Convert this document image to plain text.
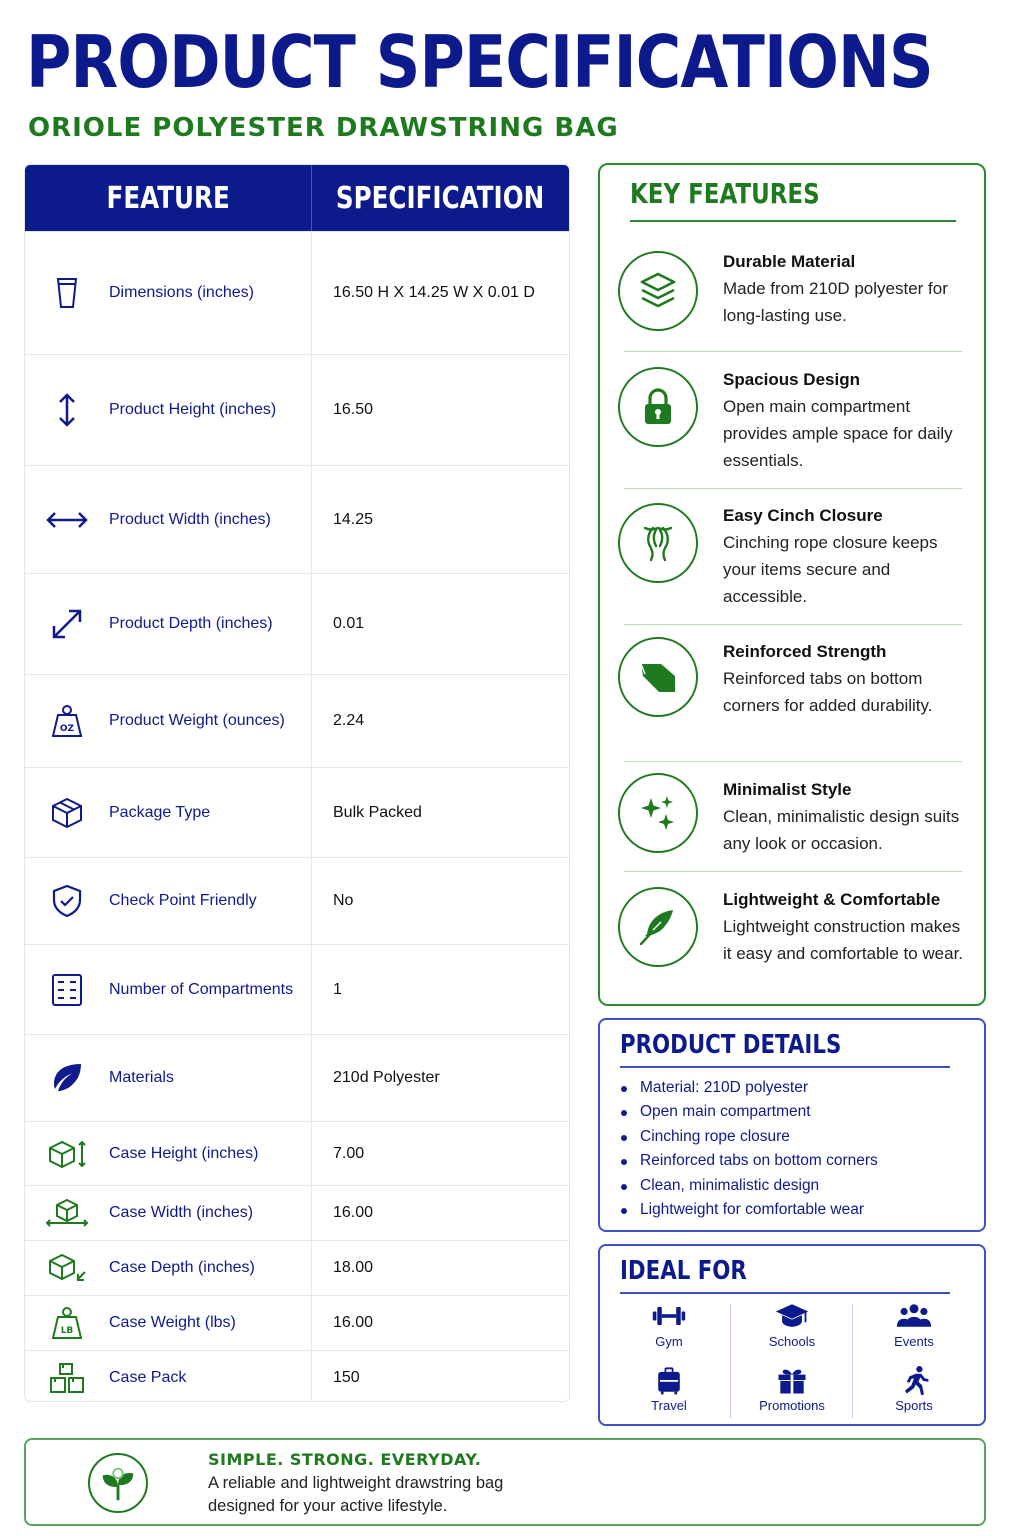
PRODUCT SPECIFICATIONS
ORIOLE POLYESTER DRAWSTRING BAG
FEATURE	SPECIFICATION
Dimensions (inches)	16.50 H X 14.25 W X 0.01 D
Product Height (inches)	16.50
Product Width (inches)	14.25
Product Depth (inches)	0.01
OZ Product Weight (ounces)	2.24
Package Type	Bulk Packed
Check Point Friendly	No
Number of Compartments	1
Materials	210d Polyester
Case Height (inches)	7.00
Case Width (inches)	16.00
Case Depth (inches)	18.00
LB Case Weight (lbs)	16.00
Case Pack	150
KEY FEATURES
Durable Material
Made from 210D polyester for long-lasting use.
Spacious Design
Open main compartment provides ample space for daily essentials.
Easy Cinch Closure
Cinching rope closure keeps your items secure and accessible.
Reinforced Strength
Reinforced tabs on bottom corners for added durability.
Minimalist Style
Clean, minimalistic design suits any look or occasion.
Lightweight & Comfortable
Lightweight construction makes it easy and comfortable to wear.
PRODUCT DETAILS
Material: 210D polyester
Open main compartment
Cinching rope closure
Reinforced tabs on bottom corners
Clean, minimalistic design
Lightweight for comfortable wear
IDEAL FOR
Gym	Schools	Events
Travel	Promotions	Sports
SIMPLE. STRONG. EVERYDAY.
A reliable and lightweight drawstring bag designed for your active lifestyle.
◆ ◆ ◆ ◆
Task to complete » Copy, from the material above, each line in which the string "corners" occurs.

Result »
Reinforced tabs on bottom corners for added durability.
Reinforced tabs on bottom corners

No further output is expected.